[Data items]
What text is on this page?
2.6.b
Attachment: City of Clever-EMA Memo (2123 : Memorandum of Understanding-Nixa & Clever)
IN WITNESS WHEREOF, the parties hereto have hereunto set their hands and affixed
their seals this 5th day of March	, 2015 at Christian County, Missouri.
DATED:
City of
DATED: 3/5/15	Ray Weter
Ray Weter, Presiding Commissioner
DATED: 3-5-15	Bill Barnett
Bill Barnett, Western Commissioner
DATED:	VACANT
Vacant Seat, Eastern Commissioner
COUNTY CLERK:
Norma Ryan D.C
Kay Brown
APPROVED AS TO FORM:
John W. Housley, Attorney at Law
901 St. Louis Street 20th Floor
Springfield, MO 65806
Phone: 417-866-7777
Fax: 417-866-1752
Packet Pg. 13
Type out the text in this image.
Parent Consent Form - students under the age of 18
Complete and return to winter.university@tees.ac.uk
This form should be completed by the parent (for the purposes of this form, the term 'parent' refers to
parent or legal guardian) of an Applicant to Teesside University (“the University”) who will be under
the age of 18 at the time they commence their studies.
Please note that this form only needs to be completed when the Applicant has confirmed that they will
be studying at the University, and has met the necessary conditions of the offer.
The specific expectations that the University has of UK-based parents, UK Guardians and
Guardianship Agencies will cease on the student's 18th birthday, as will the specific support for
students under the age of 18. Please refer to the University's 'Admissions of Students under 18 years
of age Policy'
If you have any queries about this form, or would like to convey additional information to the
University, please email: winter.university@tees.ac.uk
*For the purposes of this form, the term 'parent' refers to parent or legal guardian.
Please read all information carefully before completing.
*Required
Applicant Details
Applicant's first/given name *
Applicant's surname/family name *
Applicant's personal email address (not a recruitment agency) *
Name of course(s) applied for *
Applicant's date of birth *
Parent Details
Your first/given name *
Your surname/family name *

:: Goal ::
Report each line in the preceding entries that holds the string "they".

:: Exercise response ::
the age of 18 at the time they commence their studies.
Please note that this form only needs to be completed when the Applicant has confirmed that they will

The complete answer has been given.